(Selection)
Low-cost printing technique for a new generation of complex, flexible sensors

(Nanowerk Spotlight) Printed electronics is one of the most important new enabling technologies. It will have a major impact on most business activities from publishing and security printing to healthcare, automotive, military and consumer packaged goods sectors (see "Printed electronics widens its scope"). With recent advances, power and energy storage can be integrated into the printing process ("Nanotechnology-enabled printed power"), making their potential applications even more ubiquitous.
Currently, though, the more complex printed components that require a combination of different class of devices – e.g. printed radio frequency identification (RFID) tags, smart labels and cards, smart packaging, smart sensors – still experience drawbacks in performance, cost, and large-scale manufacturability.
"Although these devices open up new fields of application in large-area electronics, the numerous processing steps, substrates, and materials involved make their fabrication complex, costly, and hard to control, with expectably small yield," Barbara Stadlober, head of the "Synthesis of Nanostructured Organic Systems" division at Johanneum Research's Institute of Surface Technologies and Photonics in Graz, Austria, tells Nanowerk. "In order to fabricate low-cost and large-area sensing films, researchers have therefore been trying to develop an active matrix sensor technology that is fabricated exclusively by printing and uses as few materials as possible."
Stadlober and her colleagues, together with collaborators from Johannes Kepler University in Linz and Fraunhofer-Institut für Silicatforschung ISC in Würzburg, Germany, have now succeeded in fabricating a multi-component sensor array by simple printing techniques – all components (polymer sensor array, organic transistors, electrochromic display) are integrated on the same flexible substrate.
As the team reports in the March 22, 2011, online issue of Advanced Materials ("An All-Printed Ferroelectric Active Matrix Sensor Network Based on Only Five Functional Materials Forming a Touchless Control Interface"), the printed flexible sensors are based on a ferroelectric polymer showing high sensitivity to changes in temperature and/or pressure and, due to the array concept, allows for localized sensing on large-areas.
The all-printed sensor technology described by the researchers shows that complex devices composed of various classes of electronic components – pressure- and temperature-sensitive sensors, organic transistors, and electrochromic displays – can easily be integrated monolithically on a flexible substrate by utilizing only a limited material base (in this case, five inks) using only screen and ink jet printing.
fabrication of printed ferroelectric active matrix sensor arrays
Process flow illustrating the fabrication of printed ferroelectric active matrix sensor arrays. a) Screen printing with PEDOT:PSS to form the bottom electrodes of the sensor pixel, b) screen printing of the ferroelectric P(VDF-TrFE) film, c) screen printing of carbon to form the top electrodes of the sensor pixel, d) inkjet printing with PEDOT:PSS to form the gate and channel of the electrochemical transistors (ECTs), e) inkjet printing of the SU-8 separation layer, f) inkjet printing of the ECT polymeric electrolyte, and g) photograph of an all-printed 3x6 sensor array with integrated ECTs. h) Close-up of the channel region of the ECT. i) AFM height image of the screen-printed P(VDF-TrFE) layer. The color map corresponds to a height scale ranging from 0–55 nm. The rms roughness of the film is 4.5 nm. (Reprinted with permission from Wiley-VCH Verlag)

(Given request 1)
Render as a JSON list of strings the part of the records that opens with the line containing "- radio-label: 100: [468, 869, 544, 922]" and closes with the line containing "- radio-label: 180: [468, 1417, 544, 1470]", one string per line and no blank lines.
The records have nothing to do with the article on printed sensors.

(Data supplied)

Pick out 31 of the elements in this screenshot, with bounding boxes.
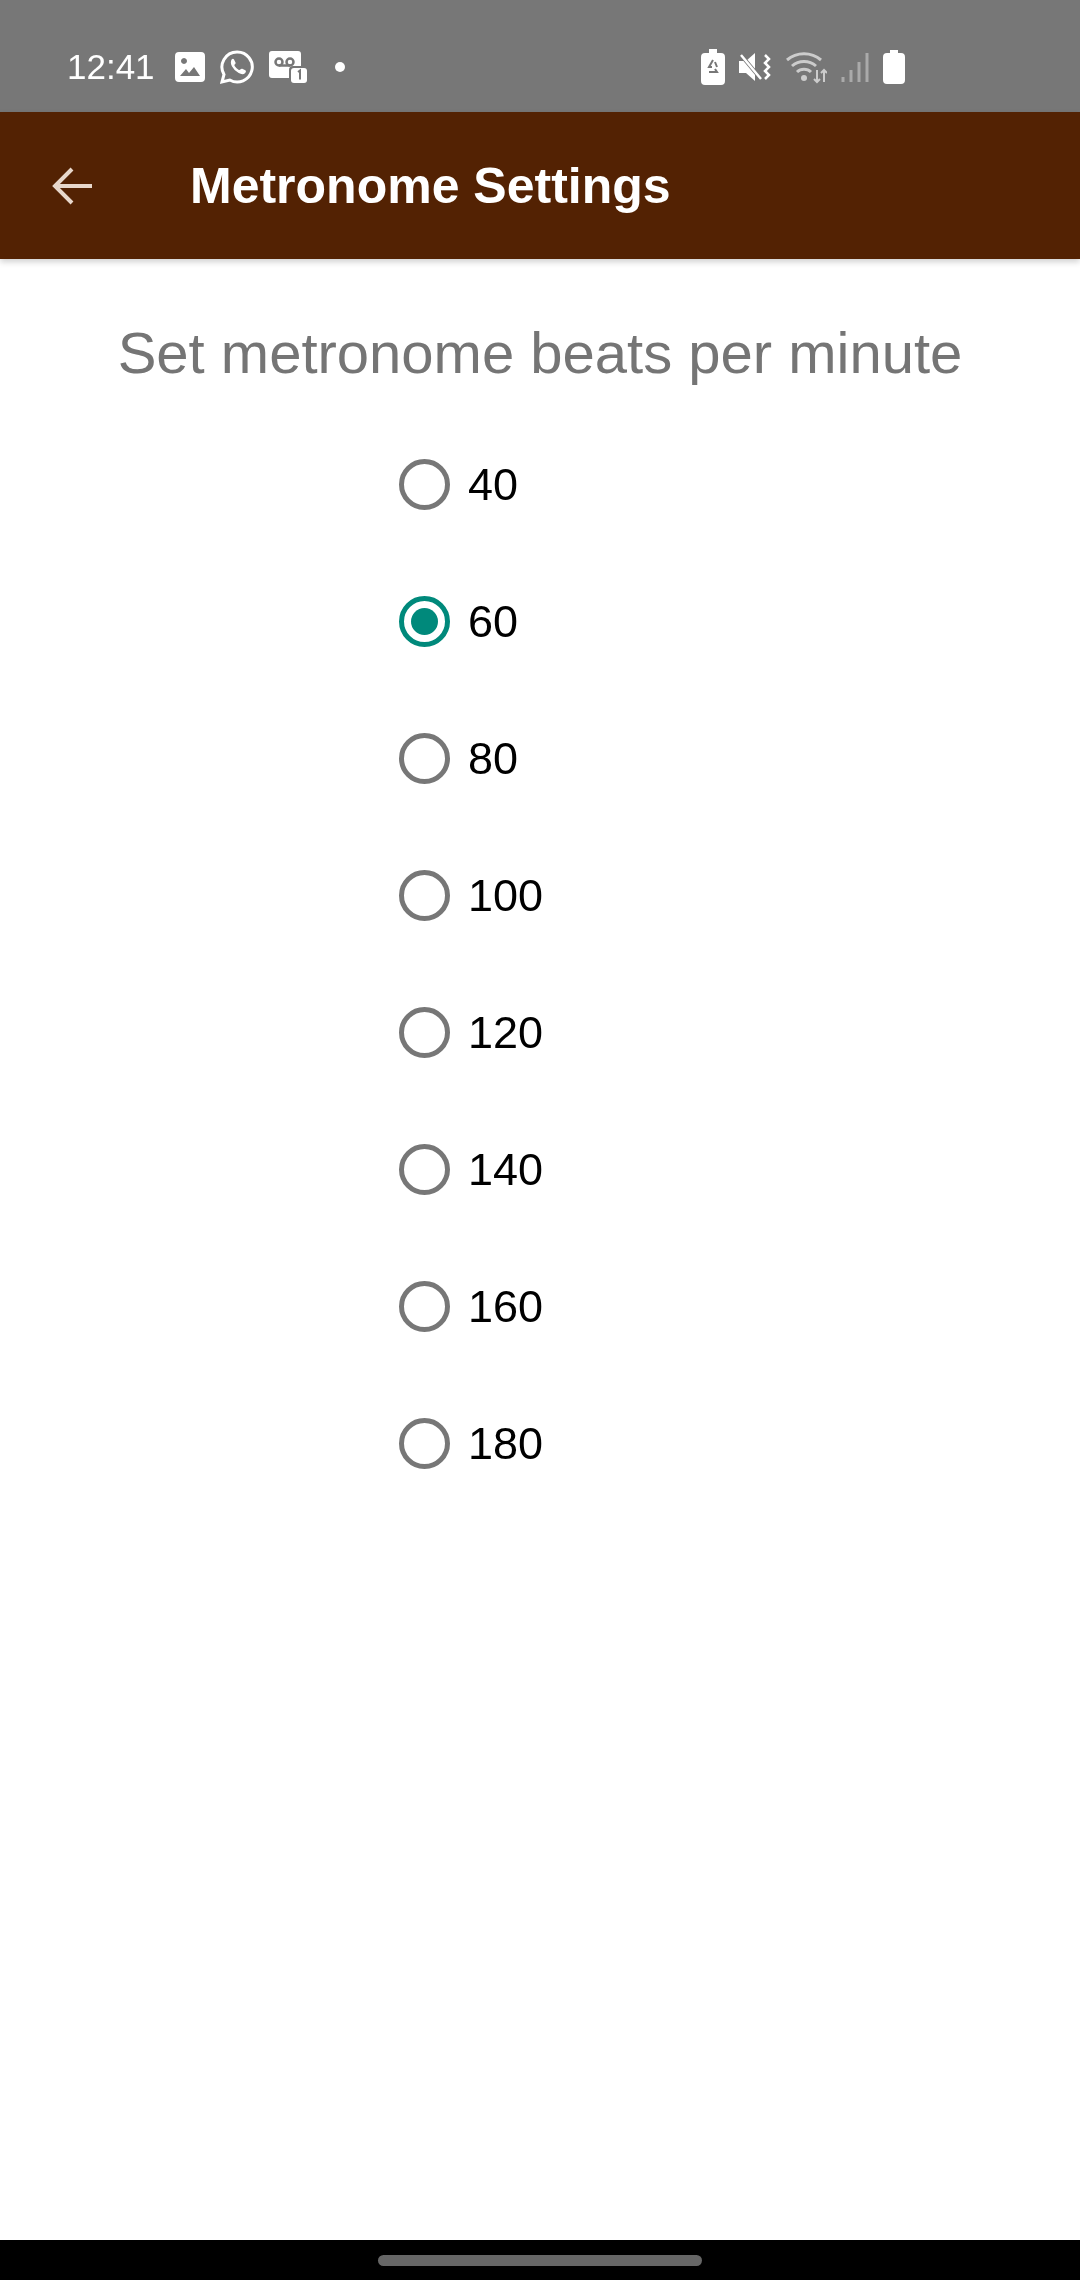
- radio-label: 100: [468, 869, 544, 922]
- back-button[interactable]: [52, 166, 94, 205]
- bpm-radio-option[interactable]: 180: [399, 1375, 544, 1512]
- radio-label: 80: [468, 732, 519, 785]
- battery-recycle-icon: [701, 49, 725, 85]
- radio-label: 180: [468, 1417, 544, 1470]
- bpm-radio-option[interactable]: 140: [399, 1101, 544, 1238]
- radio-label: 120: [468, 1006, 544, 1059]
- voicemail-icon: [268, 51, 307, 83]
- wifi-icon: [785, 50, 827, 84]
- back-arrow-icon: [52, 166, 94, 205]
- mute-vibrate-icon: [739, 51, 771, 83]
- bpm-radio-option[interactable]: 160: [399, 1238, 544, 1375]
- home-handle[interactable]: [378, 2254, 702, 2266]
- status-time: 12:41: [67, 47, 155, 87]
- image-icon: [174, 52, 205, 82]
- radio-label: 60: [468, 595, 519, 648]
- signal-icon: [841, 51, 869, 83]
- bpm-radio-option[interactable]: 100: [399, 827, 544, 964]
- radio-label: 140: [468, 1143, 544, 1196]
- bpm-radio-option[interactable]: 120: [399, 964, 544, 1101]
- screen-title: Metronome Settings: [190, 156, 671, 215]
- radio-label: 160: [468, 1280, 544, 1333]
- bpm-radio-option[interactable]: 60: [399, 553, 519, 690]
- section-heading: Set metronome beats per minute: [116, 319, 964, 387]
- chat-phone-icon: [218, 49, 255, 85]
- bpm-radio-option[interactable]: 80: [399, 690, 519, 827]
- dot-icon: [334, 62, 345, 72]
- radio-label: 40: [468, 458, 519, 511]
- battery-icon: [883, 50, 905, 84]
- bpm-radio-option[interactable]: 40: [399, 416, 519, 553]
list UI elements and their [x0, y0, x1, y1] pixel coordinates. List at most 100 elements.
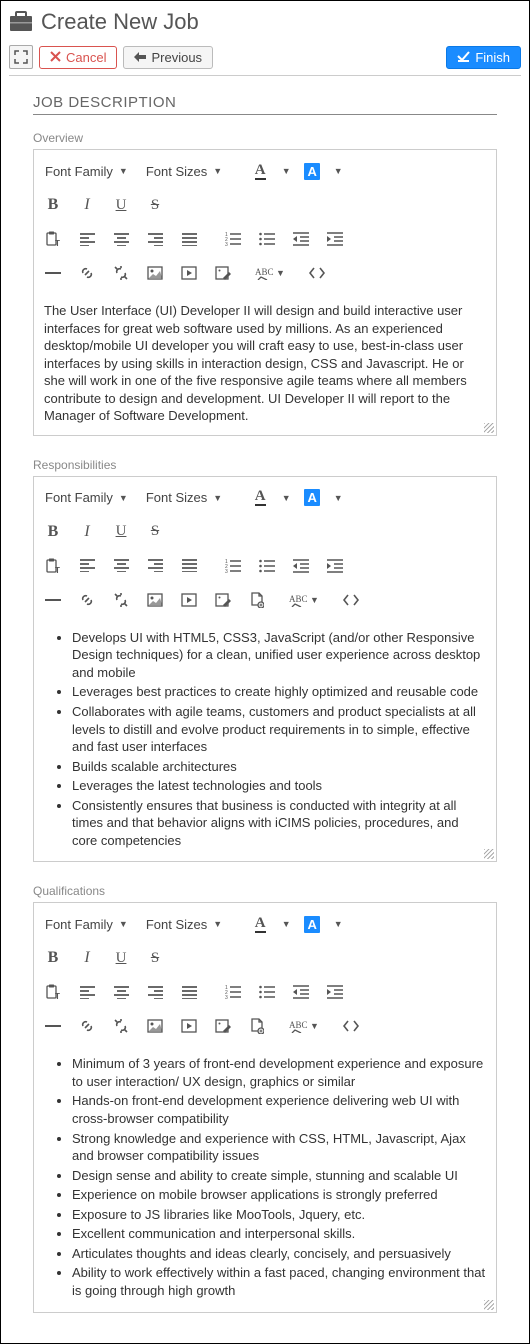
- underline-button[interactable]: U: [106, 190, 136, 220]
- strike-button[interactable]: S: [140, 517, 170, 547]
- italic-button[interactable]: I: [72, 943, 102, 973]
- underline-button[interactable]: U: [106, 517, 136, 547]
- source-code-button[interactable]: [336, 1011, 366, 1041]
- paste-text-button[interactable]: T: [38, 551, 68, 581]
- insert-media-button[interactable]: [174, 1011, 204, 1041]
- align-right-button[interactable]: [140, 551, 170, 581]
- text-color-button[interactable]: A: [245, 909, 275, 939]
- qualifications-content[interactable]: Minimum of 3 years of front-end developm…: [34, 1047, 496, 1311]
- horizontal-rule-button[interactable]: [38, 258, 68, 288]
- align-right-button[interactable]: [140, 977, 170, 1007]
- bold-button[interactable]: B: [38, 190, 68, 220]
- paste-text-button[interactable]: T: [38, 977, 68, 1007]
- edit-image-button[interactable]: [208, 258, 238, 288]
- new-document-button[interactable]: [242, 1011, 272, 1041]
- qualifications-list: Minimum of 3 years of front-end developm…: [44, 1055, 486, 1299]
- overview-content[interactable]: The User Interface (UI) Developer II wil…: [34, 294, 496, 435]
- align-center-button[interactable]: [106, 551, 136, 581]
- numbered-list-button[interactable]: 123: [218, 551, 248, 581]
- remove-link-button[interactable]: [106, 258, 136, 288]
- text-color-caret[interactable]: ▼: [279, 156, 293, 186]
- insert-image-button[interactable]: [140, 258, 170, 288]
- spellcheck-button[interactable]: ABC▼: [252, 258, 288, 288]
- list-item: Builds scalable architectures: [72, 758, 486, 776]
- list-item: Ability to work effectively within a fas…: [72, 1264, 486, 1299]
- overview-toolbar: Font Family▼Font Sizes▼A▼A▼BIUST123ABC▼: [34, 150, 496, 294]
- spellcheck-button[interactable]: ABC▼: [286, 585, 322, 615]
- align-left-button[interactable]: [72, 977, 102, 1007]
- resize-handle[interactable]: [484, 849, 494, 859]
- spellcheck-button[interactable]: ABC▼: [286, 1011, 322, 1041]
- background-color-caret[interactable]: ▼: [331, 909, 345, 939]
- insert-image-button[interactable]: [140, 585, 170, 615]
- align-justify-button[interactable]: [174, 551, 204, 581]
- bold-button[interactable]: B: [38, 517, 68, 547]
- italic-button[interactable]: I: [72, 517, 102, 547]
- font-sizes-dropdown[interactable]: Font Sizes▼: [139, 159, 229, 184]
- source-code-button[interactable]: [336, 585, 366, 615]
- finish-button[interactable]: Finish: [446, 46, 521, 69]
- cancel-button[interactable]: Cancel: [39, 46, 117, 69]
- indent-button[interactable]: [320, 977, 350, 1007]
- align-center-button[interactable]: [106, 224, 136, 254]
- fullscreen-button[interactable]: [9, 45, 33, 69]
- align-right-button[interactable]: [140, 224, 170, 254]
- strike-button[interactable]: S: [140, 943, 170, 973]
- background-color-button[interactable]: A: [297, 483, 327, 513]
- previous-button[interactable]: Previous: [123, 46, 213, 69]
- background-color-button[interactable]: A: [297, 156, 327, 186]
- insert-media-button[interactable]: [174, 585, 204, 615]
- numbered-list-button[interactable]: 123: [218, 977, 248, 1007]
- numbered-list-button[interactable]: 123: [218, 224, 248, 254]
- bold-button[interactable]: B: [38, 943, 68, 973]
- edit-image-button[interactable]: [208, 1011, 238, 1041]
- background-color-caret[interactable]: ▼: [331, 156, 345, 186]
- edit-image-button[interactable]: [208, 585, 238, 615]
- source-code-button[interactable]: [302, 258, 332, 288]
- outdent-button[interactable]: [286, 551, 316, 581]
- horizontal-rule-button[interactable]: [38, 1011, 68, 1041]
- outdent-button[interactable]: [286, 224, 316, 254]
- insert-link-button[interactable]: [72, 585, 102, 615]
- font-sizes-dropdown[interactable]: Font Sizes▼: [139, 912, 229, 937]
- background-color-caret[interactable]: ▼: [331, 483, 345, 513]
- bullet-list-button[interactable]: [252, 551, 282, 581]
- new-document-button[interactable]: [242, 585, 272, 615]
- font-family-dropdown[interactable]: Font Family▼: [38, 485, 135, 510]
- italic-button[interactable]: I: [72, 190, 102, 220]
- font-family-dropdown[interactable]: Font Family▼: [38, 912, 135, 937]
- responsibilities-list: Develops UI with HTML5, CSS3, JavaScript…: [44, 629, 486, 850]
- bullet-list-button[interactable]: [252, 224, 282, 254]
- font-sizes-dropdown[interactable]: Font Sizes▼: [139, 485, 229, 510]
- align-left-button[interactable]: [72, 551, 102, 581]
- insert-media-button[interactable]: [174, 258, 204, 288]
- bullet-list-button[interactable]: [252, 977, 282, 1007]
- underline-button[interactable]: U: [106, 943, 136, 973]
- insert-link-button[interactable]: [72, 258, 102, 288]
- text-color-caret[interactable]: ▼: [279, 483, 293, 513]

(Given request 2)
Answer these questions about the article on printed sensors.
(a) How many inks make up the limited material base used for the all-printed sensor technology?
(b) In which online issue of Advanced Materials did the team report its work?
(c) What is the rms roughness of the screen-printed P(VDF-TrFE) film?

(Response 1)
[
  "- radio-label: 100: [468, 869, 544, 922]",
  "- back-button[interactable]: [52, 166, 94, 205]",
  "- bpm-radio-option[interactable]: 180: [399, 1375, 544, 1512]",
  "- radio-label: 80: [468, 732, 519, 785]",
  "- battery-recycle-icon: [701, 49, 725, 85]",
  "- radio-label: 180: [468, 1417, 544, 1470]"
]

(Response 2)
(a) Five inks.
(b) The March 22, 2011, online issue.
(c) 4.5 nm.